» **TASK PROMPT**
How many of the lines contain the string "Italian"? Give the number, with no other words.

(Data excerpts)
***

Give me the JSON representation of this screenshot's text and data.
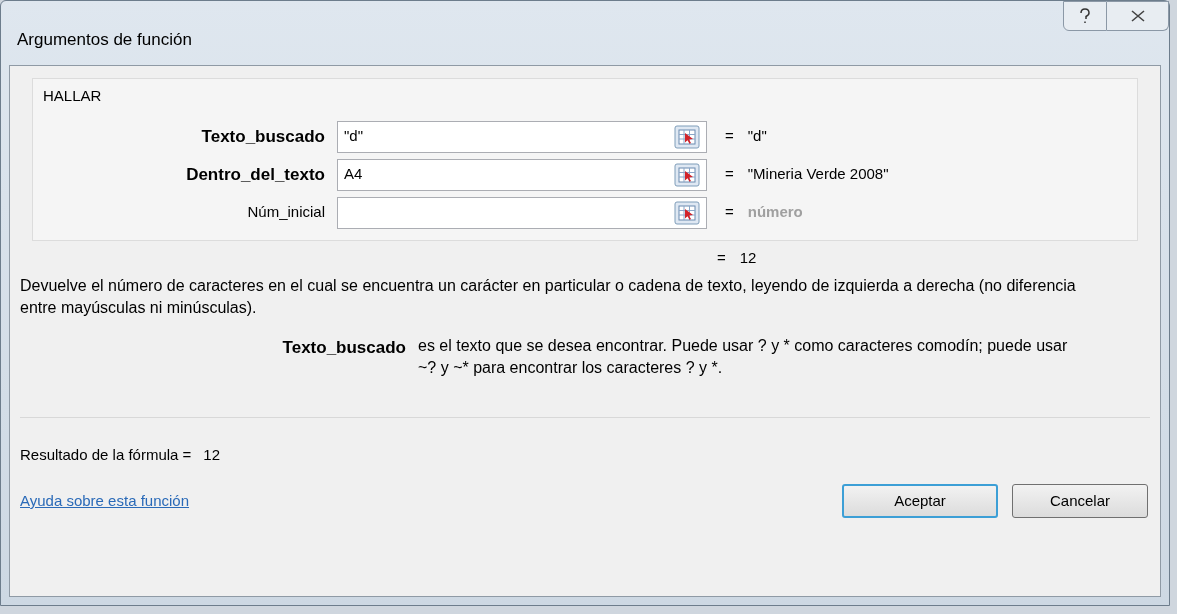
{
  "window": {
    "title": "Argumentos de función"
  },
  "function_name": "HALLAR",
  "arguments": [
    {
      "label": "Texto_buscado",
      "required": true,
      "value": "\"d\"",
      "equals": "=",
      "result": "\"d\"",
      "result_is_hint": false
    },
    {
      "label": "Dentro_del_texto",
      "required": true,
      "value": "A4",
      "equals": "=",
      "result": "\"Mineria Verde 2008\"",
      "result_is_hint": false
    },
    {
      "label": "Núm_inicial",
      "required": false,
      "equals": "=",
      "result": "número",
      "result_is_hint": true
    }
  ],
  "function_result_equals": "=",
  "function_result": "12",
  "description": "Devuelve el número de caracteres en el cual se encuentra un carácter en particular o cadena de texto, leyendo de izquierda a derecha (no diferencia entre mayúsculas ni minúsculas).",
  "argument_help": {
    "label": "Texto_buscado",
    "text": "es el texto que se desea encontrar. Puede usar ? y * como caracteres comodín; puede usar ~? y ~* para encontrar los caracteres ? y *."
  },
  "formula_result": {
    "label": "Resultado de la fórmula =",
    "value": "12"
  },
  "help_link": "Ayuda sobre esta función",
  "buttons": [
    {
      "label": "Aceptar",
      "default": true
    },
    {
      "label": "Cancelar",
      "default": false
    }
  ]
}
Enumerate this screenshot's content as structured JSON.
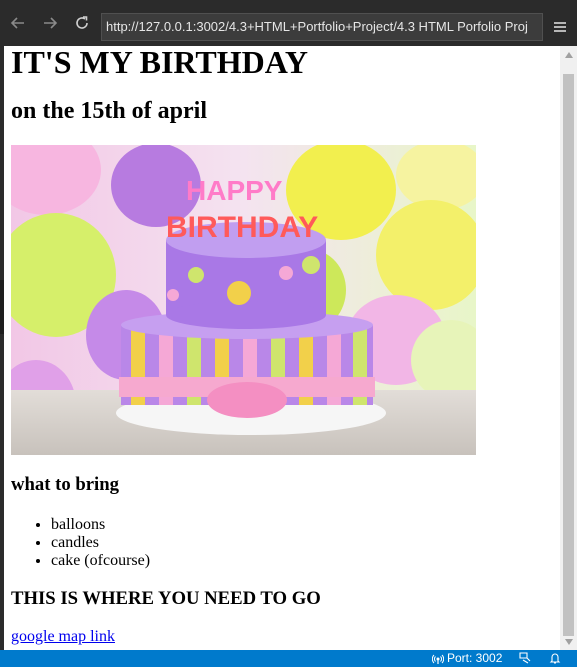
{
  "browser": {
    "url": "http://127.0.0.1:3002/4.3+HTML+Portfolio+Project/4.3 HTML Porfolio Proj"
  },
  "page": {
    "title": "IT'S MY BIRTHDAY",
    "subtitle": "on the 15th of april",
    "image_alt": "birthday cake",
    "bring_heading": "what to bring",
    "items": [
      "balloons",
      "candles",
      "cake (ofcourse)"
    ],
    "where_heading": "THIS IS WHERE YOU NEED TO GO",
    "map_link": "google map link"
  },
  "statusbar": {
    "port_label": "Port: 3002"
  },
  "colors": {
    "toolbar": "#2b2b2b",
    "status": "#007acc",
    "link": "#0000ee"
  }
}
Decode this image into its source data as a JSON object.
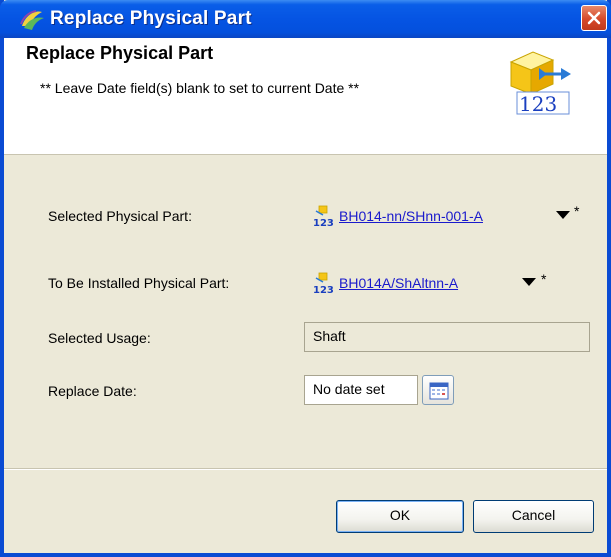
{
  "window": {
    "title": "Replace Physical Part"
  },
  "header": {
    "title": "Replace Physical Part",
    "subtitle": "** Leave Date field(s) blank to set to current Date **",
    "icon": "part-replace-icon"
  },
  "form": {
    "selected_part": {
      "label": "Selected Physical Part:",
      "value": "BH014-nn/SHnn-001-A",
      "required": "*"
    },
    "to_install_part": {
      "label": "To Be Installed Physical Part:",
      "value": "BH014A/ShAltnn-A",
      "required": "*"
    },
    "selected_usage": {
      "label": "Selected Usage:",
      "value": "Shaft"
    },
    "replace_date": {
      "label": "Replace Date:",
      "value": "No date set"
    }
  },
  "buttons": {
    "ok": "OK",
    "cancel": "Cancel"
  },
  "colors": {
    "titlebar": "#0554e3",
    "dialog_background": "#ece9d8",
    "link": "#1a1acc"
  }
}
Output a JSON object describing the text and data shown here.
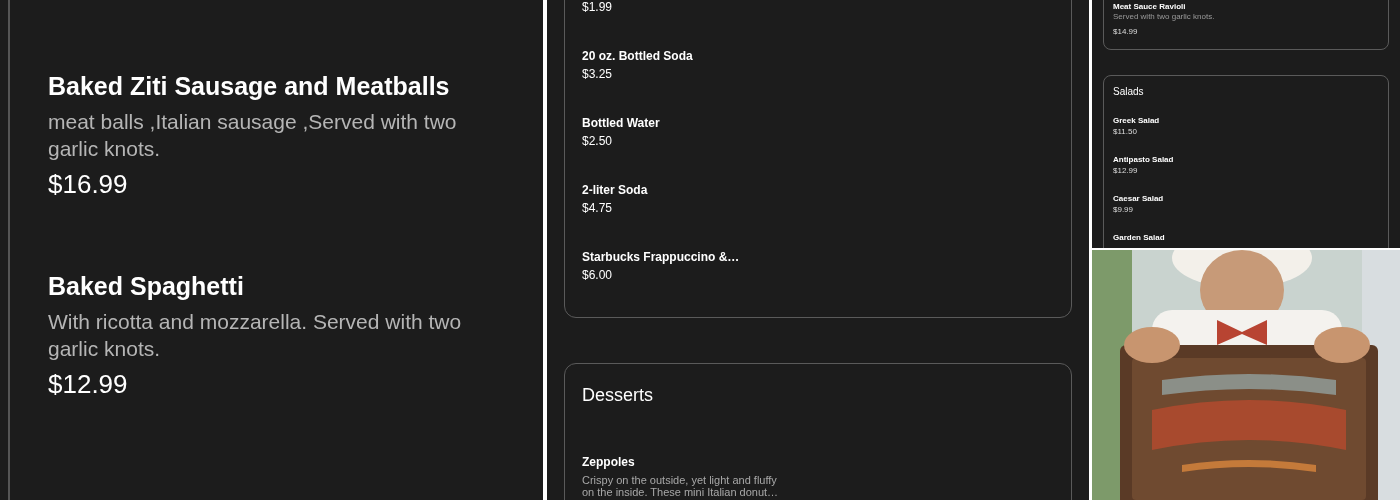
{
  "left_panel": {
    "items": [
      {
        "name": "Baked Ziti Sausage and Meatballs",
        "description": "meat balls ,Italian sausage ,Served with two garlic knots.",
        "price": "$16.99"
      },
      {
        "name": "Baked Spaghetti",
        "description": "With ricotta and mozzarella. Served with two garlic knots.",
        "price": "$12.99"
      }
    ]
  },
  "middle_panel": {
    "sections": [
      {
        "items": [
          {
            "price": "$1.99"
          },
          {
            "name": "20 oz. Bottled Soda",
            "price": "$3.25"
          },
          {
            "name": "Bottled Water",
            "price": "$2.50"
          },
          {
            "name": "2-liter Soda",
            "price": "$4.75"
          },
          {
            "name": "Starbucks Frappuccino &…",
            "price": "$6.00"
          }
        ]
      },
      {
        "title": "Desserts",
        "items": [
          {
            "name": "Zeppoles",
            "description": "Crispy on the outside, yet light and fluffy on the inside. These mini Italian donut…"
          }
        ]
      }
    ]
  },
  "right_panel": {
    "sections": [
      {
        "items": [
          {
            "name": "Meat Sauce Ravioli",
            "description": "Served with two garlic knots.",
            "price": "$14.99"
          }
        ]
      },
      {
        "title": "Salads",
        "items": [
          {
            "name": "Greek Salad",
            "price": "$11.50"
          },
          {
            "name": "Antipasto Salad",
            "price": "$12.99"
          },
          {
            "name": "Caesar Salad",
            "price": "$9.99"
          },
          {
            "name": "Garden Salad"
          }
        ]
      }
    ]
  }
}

***

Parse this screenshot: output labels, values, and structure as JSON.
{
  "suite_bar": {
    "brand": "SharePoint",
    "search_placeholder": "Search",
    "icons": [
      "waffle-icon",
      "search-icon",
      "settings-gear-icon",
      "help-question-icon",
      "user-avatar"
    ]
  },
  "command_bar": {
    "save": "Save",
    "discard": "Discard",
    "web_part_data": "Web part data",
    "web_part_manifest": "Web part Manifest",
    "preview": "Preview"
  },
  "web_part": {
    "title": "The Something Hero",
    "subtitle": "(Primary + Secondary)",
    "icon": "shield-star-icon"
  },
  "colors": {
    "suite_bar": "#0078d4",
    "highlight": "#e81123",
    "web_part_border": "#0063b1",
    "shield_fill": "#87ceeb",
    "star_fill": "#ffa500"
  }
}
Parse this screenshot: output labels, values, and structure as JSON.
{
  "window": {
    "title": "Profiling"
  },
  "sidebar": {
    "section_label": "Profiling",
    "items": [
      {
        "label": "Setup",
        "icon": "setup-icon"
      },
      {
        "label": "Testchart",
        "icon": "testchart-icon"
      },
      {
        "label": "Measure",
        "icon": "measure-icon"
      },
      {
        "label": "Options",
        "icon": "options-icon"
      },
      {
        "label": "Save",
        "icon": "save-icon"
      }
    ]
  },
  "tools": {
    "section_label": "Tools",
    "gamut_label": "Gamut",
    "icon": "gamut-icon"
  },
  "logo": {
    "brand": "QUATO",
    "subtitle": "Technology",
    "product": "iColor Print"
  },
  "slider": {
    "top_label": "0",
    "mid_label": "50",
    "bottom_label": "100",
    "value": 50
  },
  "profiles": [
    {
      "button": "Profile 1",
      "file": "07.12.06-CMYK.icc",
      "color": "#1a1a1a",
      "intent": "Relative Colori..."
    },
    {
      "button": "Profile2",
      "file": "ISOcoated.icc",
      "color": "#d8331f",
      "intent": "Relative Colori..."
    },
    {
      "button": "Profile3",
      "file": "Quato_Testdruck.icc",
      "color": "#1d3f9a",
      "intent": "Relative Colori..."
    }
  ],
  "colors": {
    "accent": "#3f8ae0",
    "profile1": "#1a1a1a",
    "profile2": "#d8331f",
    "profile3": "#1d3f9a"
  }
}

***

» **EXPECTED ANSWER**
2